__WRITTEN INSTRUCTION__:
Repeat the material verbatim and drop the pictures.

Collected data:
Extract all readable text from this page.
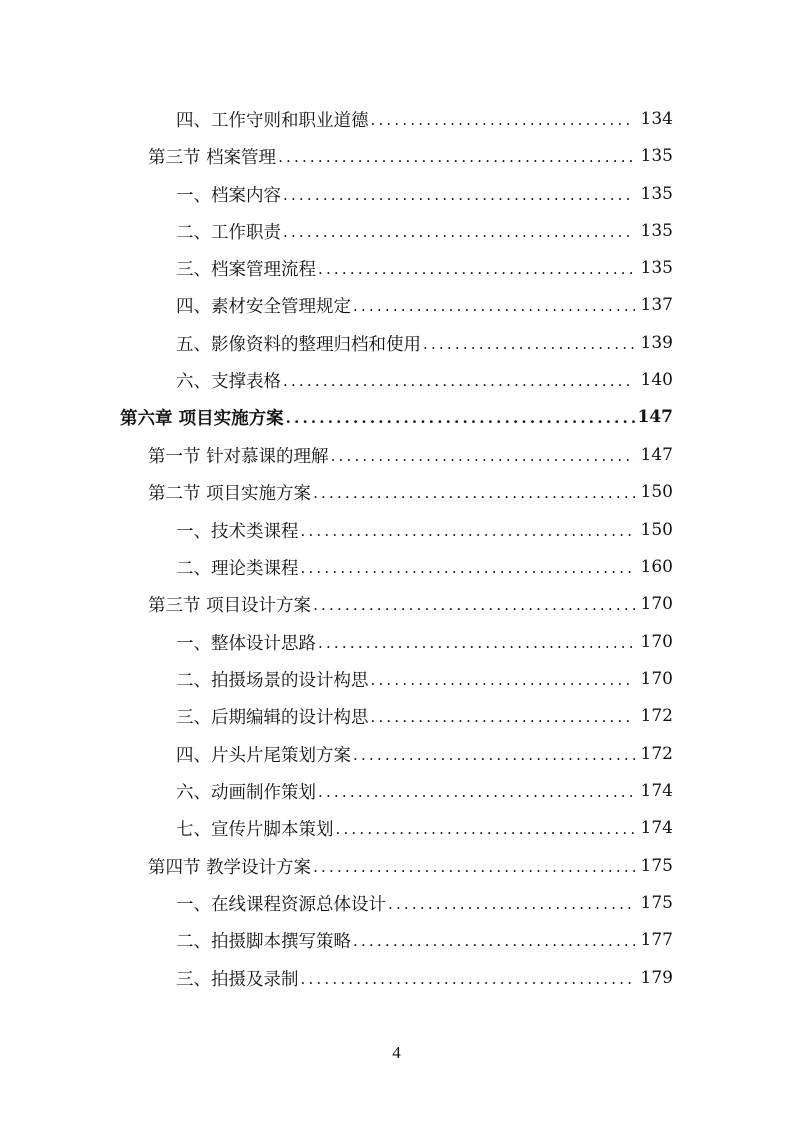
四、工作守则和职业道德 .....	134
第三节 档案管理 .....	135
一、档案内容 .....	135
二、工作职责 .....	135
三、档案管理流程 .....	135
四、素材安全管理规定 .....	137
五、影像资料的整理归档和使用 .....	139
六、支撑表格 .....	140
第六章 项目实施方案 .....	147
第一节 针对慕课的理解 .....	147
第二节 项目实施方案 .....	150
一、技术类课程 .....	150
二、理论类课程 .....	160
第三节 项目设计方案 .....	170
一、整体设计思路 .....	170
二、拍摄场景的设计构思 .....	170
三、后期编辑的设计构思 .....	172
四、片头片尾策划方案 .....	172
六、动画制作策划 .....	174
七、宣传片脚本策划 .....	174
第四节 教学设计方案 .....	175
一、在线课程资源总体设计 .....	175
二、拍摄脚本撰写策略 .....	177
三、拍摄及录制 .....	179
4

__FINAL RESULT__:
Extract all readable text from this page.
四、工作守则和职业道德 .....	134
第三节 档案管理 .....	135
一、档案内容 .....	135
二、工作职责 .....	135
三、档案管理流程 .....	135
四、素材安全管理规定 .....	137
五、影像资料的整理归档和使用 .....	139
六、支撑表格 .....	140
第六章 项目实施方案 .....	147
第一节 针对慕课的理解 .....	147
第二节 项目实施方案 .....	150
一、技术类课程 .....	150
二、理论类课程 .....	160
第三节 项目设计方案 .....	170
一、整体设计思路 .....	170
二、拍摄场景的设计构思 .....	170
三、后期编辑的设计构思 .....	172
四、片头片尾策划方案 .....	172
六、动画制作策划 .....	174
七、宣传片脚本策划 .....	174
第四节 教学设计方案 .....	175
一、在线课程资源总体设计 .....	175
二、拍摄脚本撰写策略 .....	177
三、拍摄及录制 .....	179
4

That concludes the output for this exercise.